◆ Working data:
— begin —

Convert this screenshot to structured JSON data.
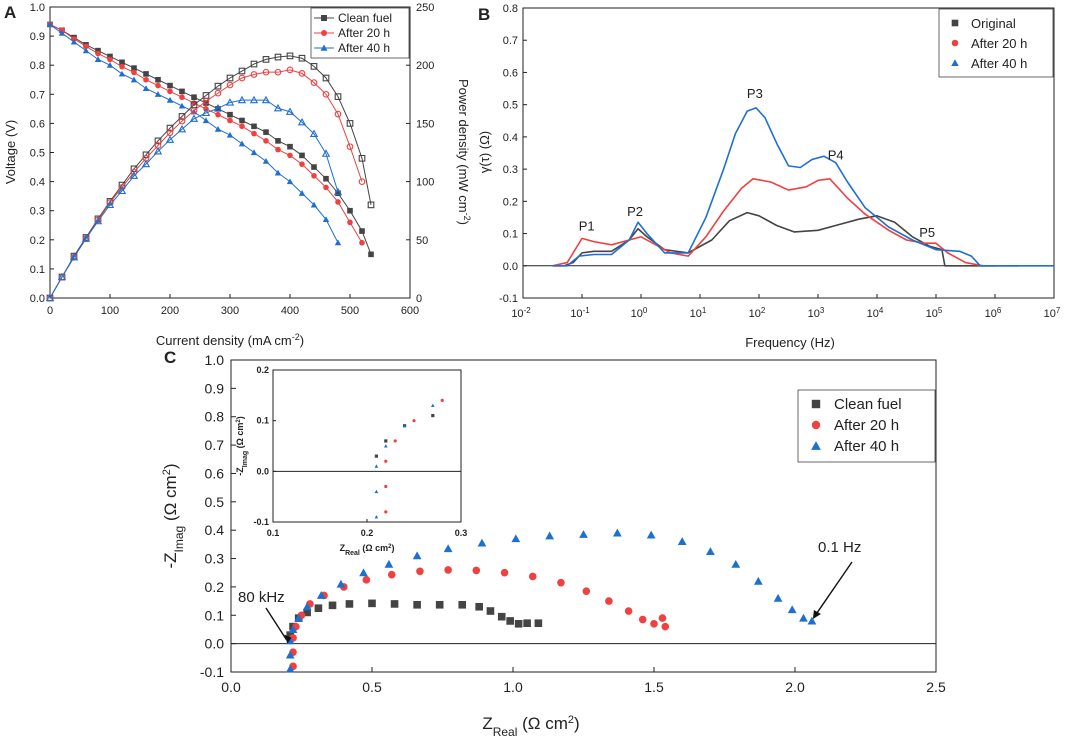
{
  "chart_data": [
    {
      "panel": "A",
      "type": "line",
      "title": "",
      "xlabel": "Current density (mA cm",
      "xlabel_sup": "-2",
      "xlabel_end": ")",
      "ylabel": "Voltage (V)",
      "y2label": "Power density (mW cm",
      "y2label_sup": "-2",
      "y2label_end": ")",
      "xlim": [
        0,
        600
      ],
      "ylim": [
        0,
        1.0
      ],
      "y2lim": [
        0,
        250
      ],
      "xticks": [
        0,
        100,
        200,
        300,
        400,
        500,
        600
      ],
      "yticks": [
        "0.0",
        "0.1",
        "0.2",
        "0.3",
        "0.4",
        "0.5",
        "0.6",
        "0.7",
        "0.8",
        "0.9",
        "1.0"
      ],
      "y2ticks": [
        0,
        50,
        100,
        150,
        200,
        250
      ],
      "legend": [
        "Clean fuel",
        "After 20 h",
        "After 40 h"
      ],
      "series": [
        {
          "name": "Clean fuel",
          "color": "#444444",
          "marker": "square",
          "axis": "voltage",
          "x": [
            0,
            20,
            40,
            60,
            80,
            100,
            120,
            140,
            160,
            180,
            200,
            220,
            240,
            260,
            280,
            300,
            320,
            340,
            360,
            380,
            400,
            420,
            440,
            460,
            480,
            500,
            520,
            535
          ],
          "y": [
            0.94,
            0.92,
            0.895,
            0.87,
            0.85,
            0.83,
            0.81,
            0.79,
            0.77,
            0.75,
            0.73,
            0.71,
            0.69,
            0.67,
            0.65,
            0.63,
            0.61,
            0.59,
            0.57,
            0.54,
            0.52,
            0.49,
            0.45,
            0.41,
            0.36,
            0.3,
            0.23,
            0.15
          ]
        },
        {
          "name": "After 20 h",
          "color": "#f04040",
          "marker": "circle",
          "axis": "voltage",
          "x": [
            0,
            20,
            40,
            60,
            80,
            100,
            120,
            140,
            160,
            180,
            200,
            220,
            240,
            260,
            280,
            300,
            320,
            340,
            360,
            380,
            400,
            420,
            440,
            460,
            480,
            500,
            520
          ],
          "y": [
            0.94,
            0.92,
            0.89,
            0.865,
            0.84,
            0.82,
            0.795,
            0.775,
            0.75,
            0.73,
            0.71,
            0.69,
            0.67,
            0.65,
            0.63,
            0.61,
            0.59,
            0.565,
            0.54,
            0.51,
            0.49,
            0.46,
            0.42,
            0.38,
            0.33,
            0.26,
            0.19
          ]
        },
        {
          "name": "After 40 h",
          "color": "#1f6fd0",
          "marker": "triangle",
          "axis": "voltage",
          "x": [
            0,
            20,
            40,
            60,
            80,
            100,
            120,
            140,
            160,
            180,
            200,
            220,
            240,
            260,
            280,
            300,
            320,
            340,
            360,
            380,
            400,
            420,
            440,
            460,
            480
          ],
          "y": [
            0.94,
            0.91,
            0.88,
            0.85,
            0.82,
            0.8,
            0.77,
            0.75,
            0.72,
            0.7,
            0.68,
            0.66,
            0.64,
            0.61,
            0.58,
            0.56,
            0.53,
            0.5,
            0.47,
            0.43,
            0.4,
            0.36,
            0.32,
            0.27,
            0.19
          ]
        },
        {
          "name": "Clean fuel power",
          "color": "#444444",
          "marker": "square-open",
          "axis": "power",
          "x": [
            0,
            20,
            40,
            60,
            80,
            100,
            120,
            140,
            160,
            180,
            200,
            220,
            240,
            260,
            280,
            300,
            320,
            340,
            360,
            380,
            400,
            420,
            440,
            460,
            480,
            500,
            520,
            535
          ],
          "y": [
            0,
            18,
            36,
            52,
            68,
            83,
            97,
            111,
            123,
            135,
            146,
            156,
            166,
            174,
            182,
            189,
            195,
            201,
            205,
            207,
            208,
            206,
            199,
            189,
            173,
            150,
            120,
            80
          ]
        },
        {
          "name": "After 20 h power",
          "color": "#f04040",
          "marker": "circle-open",
          "axis": "power",
          "x": [
            0,
            20,
            40,
            60,
            80,
            100,
            120,
            140,
            160,
            180,
            200,
            220,
            240,
            260,
            280,
            300,
            320,
            340,
            360,
            380,
            400,
            420,
            440,
            460,
            480,
            500,
            520
          ],
          "y": [
            0,
            18,
            35,
            51,
            67,
            82,
            95,
            108,
            120,
            131,
            142,
            152,
            161,
            169,
            176,
            183,
            189,
            192,
            194,
            194,
            196,
            193,
            185,
            175,
            158,
            130,
            100
          ]
        },
        {
          "name": "After 40 h power",
          "color": "#1f6fd0",
          "marker": "triangle-open",
          "axis": "power",
          "x": [
            0,
            20,
            40,
            60,
            80,
            100,
            120,
            140,
            160,
            180,
            200,
            220,
            240,
            260,
            280,
            300,
            320,
            340,
            360,
            380,
            400,
            420,
            440,
            460,
            480
          ],
          "y": [
            0,
            18,
            35,
            51,
            66,
            80,
            92,
            105,
            115,
            126,
            136,
            145,
            154,
            159,
            163,
            168,
            170,
            170,
            170,
            163,
            160,
            151,
            141,
            124,
            91
          ]
        }
      ]
    },
    {
      "panel": "B",
      "type": "line",
      "title": "",
      "xlabel": "Frequency (Hz)",
      "ylabel": "γ(τ) (Ω)",
      "xscale": "log",
      "xlim_exp": [
        -2,
        7
      ],
      "ylim": [
        -0.1,
        0.8
      ],
      "xtick_exps": [
        "-2",
        "-1",
        "0",
        "1",
        "2",
        "3",
        "4",
        "5",
        "6",
        "7"
      ],
      "yticks": [
        "-0.1",
        "0.0",
        "0.1",
        "0.2",
        "0.3",
        "0.4",
        "0.5",
        "0.6",
        "0.7",
        "0.8"
      ],
      "legend": [
        "Original",
        "After 20 h",
        "After 40 h"
      ],
      "annotations": [
        {
          "label": "P1",
          "logf": -0.92,
          "y": 0.11
        },
        {
          "label": "P2",
          "logf": -0.1,
          "y": 0.155
        },
        {
          "label": "P3",
          "logf": 1.93,
          "y": 0.52
        },
        {
          "label": "P4",
          "logf": 3.3,
          "y": 0.33
        },
        {
          "label": "P5",
          "logf": 4.85,
          "y": 0.09
        }
      ],
      "series": [
        {
          "name": "Original",
          "color": "#444444",
          "logf": [
            -1.5,
            -1.3,
            -1.15,
            -1.0,
            -0.8,
            -0.5,
            -0.2,
            -0.05,
            0.1,
            0.4,
            0.8,
            1.2,
            1.5,
            1.8,
            2.0,
            2.3,
            2.6,
            3.0,
            3.4,
            3.7,
            4.0,
            4.3,
            4.6,
            4.9,
            5.1,
            5.15,
            5.3,
            6.4
          ],
          "y": [
            0.0,
            0.0,
            0.01,
            0.04,
            0.045,
            0.045,
            0.08,
            0.115,
            0.09,
            0.05,
            0.04,
            0.08,
            0.14,
            0.165,
            0.155,
            0.125,
            0.105,
            0.11,
            0.13,
            0.145,
            0.155,
            0.135,
            0.09,
            0.06,
            0.05,
            0.0,
            0.0,
            0.0
          ]
        },
        {
          "name": "After 20 h",
          "color": "#f04040",
          "logf": [
            -1.5,
            -1.25,
            -1.0,
            -0.8,
            -0.5,
            -0.2,
            0.0,
            0.2,
            0.5,
            0.8,
            1.1,
            1.4,
            1.7,
            1.9,
            2.2,
            2.5,
            2.8,
            3.0,
            3.2,
            3.5,
            3.8,
            4.2,
            4.5,
            4.8,
            5.0,
            5.2,
            5.5,
            5.8,
            6.0
          ],
          "y": [
            0.0,
            0.01,
            0.085,
            0.075,
            0.065,
            0.08,
            0.09,
            0.07,
            0.04,
            0.03,
            0.09,
            0.17,
            0.24,
            0.27,
            0.26,
            0.235,
            0.245,
            0.265,
            0.27,
            0.21,
            0.16,
            0.11,
            0.08,
            0.07,
            0.07,
            0.04,
            0.01,
            0.0,
            0.0
          ]
        },
        {
          "name": "After 40 h",
          "color": "#1f6fd0",
          "logf": [
            -1.5,
            -1.25,
            -1.05,
            -0.8,
            -0.5,
            -0.2,
            -0.05,
            0.1,
            0.4,
            0.8,
            1.1,
            1.4,
            1.6,
            1.8,
            1.95,
            2.1,
            2.3,
            2.5,
            2.7,
            2.9,
            3.1,
            3.3,
            3.5,
            3.8,
            4.2,
            4.6,
            5.0,
            5.4,
            5.6,
            5.75,
            6.0,
            7.0
          ],
          "y": [
            0.0,
            0.0,
            0.03,
            0.035,
            0.035,
            0.08,
            0.135,
            0.1,
            0.04,
            0.04,
            0.15,
            0.3,
            0.41,
            0.48,
            0.49,
            0.46,
            0.38,
            0.31,
            0.305,
            0.33,
            0.34,
            0.32,
            0.26,
            0.18,
            0.12,
            0.08,
            0.05,
            0.045,
            0.03,
            0.0,
            0.0,
            0.0
          ]
        }
      ]
    },
    {
      "panel": "C",
      "type": "scatter",
      "title": "",
      "xlabel": "Z",
      "xlabel_sub": "Real",
      "xlabel_end": " (Ω cm",
      "xlabel_sup": "2",
      "xlabel_close": ")",
      "ylabel": "-Z",
      "ylabel_sub": "Imag",
      "ylabel_end": " (Ω cm",
      "ylabel_sup": "2",
      "ylabel_close": ")",
      "xlim": [
        0.0,
        2.5
      ],
      "ylim": [
        -0.1,
        1.0
      ],
      "xticks": [
        "0.0",
        "0.5",
        "1.0",
        "1.5",
        "2.0",
        "2.5"
      ],
      "yticks": [
        "-0.1",
        "0.0",
        "0.1",
        "0.2",
        "0.3",
        "0.4",
        "0.5",
        "0.6",
        "0.7",
        "0.8",
        "0.9",
        "1.0"
      ],
      "legend": [
        "Clean fuel",
        "After 20 h",
        "After 40 h"
      ],
      "annotations": [
        {
          "label": "80 kHz",
          "x": 0.2,
          "y": 0.0
        },
        {
          "label": "0.1 Hz",
          "x": 2.06,
          "y": 0.08
        }
      ],
      "series": [
        {
          "name": "Clean fuel",
          "color": "#444444",
          "marker": "square",
          "x": [
            0.21,
            0.22,
            0.24,
            0.27,
            0.31,
            0.36,
            0.42,
            0.5,
            0.58,
            0.66,
            0.74,
            0.82,
            0.88,
            0.92,
            0.96,
            0.99,
            1.02,
            1.05,
            1.09
          ],
          "y": [
            0.03,
            0.06,
            0.09,
            0.11,
            0.125,
            0.135,
            0.14,
            0.142,
            0.14,
            0.137,
            0.137,
            0.137,
            0.13,
            0.115,
            0.095,
            0.08,
            0.07,
            0.072,
            0.072
          ]
        },
        {
          "name": "After 20 h",
          "color": "#f04040",
          "marker": "circle",
          "x": [
            0.22,
            0.22,
            0.22,
            0.23,
            0.25,
            0.28,
            0.33,
            0.4,
            0.48,
            0.57,
            0.67,
            0.77,
            0.87,
            0.97,
            1.07,
            1.17,
            1.26,
            1.34,
            1.41,
            1.46,
            1.5,
            1.53,
            1.54
          ],
          "y": [
            -0.08,
            -0.03,
            0.02,
            0.06,
            0.1,
            0.14,
            0.17,
            0.2,
            0.225,
            0.243,
            0.255,
            0.26,
            0.258,
            0.25,
            0.237,
            0.215,
            0.185,
            0.15,
            0.115,
            0.085,
            0.07,
            0.09,
            0.06
          ]
        },
        {
          "name": "After 40 h",
          "color": "#1f6fd0",
          "marker": "triangle",
          "x": [
            0.21,
            0.21,
            0.21,
            0.22,
            0.24,
            0.27,
            0.32,
            0.39,
            0.47,
            0.56,
            0.66,
            0.77,
            0.89,
            1.01,
            1.13,
            1.25,
            1.37,
            1.49,
            1.6,
            1.7,
            1.79,
            1.87,
            1.94,
            1.99,
            2.03,
            2.06
          ],
          "y": [
            -0.09,
            -0.04,
            0.01,
            0.05,
            0.09,
            0.13,
            0.17,
            0.21,
            0.25,
            0.28,
            0.31,
            0.335,
            0.355,
            0.37,
            0.38,
            0.385,
            0.39,
            0.383,
            0.36,
            0.325,
            0.28,
            0.22,
            0.16,
            0.12,
            0.09,
            0.08
          ]
        }
      ],
      "inset": {
        "xlabel": "Z",
        "xlabel_sub": "Real",
        "xlabel_end": " (Ω cm",
        "xlabel_sup": "2",
        "xlabel_close": ")",
        "ylabel": "-Z",
        "ylabel_sub": "Imag",
        "ylabel_end": " (Ω cm",
        "ylabel_sup": "2",
        "ylabel_close": ")",
        "xlim": [
          0.1,
          0.3
        ],
        "ylim": [
          -0.1,
          0.2
        ],
        "xticks": [
          "0.1",
          "0.2",
          "0.3"
        ],
        "yticks": [
          "-0.1",
          "0.0",
          "0.1",
          "0.2"
        ]
      }
    }
  ],
  "panel_labels": {
    "a": "A",
    "b": "B",
    "c": "C"
  }
}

— end —

In the records above, how many lines include the string "logf"? Answer with only the number.

◆ Response below: 8